— START OF DATASET ROWS —
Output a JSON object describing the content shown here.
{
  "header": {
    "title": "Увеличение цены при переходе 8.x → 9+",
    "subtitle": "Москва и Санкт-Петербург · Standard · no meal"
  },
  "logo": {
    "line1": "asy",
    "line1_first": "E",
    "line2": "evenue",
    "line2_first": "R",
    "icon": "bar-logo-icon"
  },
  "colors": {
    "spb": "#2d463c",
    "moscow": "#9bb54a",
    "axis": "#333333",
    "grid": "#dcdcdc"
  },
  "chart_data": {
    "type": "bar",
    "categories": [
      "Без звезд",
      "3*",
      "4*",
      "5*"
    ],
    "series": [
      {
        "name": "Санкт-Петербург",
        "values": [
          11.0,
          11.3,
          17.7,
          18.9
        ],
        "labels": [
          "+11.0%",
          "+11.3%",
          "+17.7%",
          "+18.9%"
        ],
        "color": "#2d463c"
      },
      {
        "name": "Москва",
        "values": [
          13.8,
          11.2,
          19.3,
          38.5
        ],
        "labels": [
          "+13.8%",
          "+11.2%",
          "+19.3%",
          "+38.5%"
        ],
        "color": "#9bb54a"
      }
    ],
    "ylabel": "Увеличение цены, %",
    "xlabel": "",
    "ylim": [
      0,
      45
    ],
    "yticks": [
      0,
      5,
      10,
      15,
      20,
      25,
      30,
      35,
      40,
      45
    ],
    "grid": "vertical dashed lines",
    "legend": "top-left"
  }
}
— END OF DATASET ROWS —
• **PROMPT**: Please repeat the material above, word for word and in full.

• **CORRECT ANSWER**:
Output a JSON object describing the content shown here.
{
  "header": {
    "title": "Увеличение цены при переходе 8.x → 9+",
    "subtitle": "Москва и Санкт-Петербург · Standard · no meal"
  },
  "logo": {
    "line1": "asy",
    "line1_first": "E",
    "line2": "evenue",
    "line2_first": "R",
    "icon": "bar-logo-icon"
  },
  "colors": {
    "spb": "#2d463c",
    "moscow": "#9bb54a",
    "axis": "#333333",
    "grid": "#dcdcdc"
  },
  "chart_data": {
    "type": "bar",
    "categories": [
      "Без звезд",
      "3*",
      "4*",
      "5*"
    ],
    "series": [
      {
        "name": "Санкт-Петербург",
        "values": [
          11.0,
          11.3,
          17.7,
          18.9
        ],
        "labels": [
          "+11.0%",
          "+11.3%",
          "+17.7%",
          "+18.9%"
        ],
        "color": "#2d463c"
      },
      {
        "name": "Москва",
        "values": [
          13.8,
          11.2,
          19.3,
          38.5
        ],
        "labels": [
          "+13.8%",
          "+11.2%",
          "+19.3%",
          "+38.5%"
        ],
        "color": "#9bb54a"
      }
    ],
    "ylabel": "Увеличение цены, %",
    "xlabel": "",
    "ylim": [
      0,
      45
    ],
    "yticks": [
      0,
      5,
      10,
      15,
      20,
      25,
      30,
      35,
      40,
      45
    ],
    "grid": "vertical dashed lines",
    "legend": "top-left"
  }
}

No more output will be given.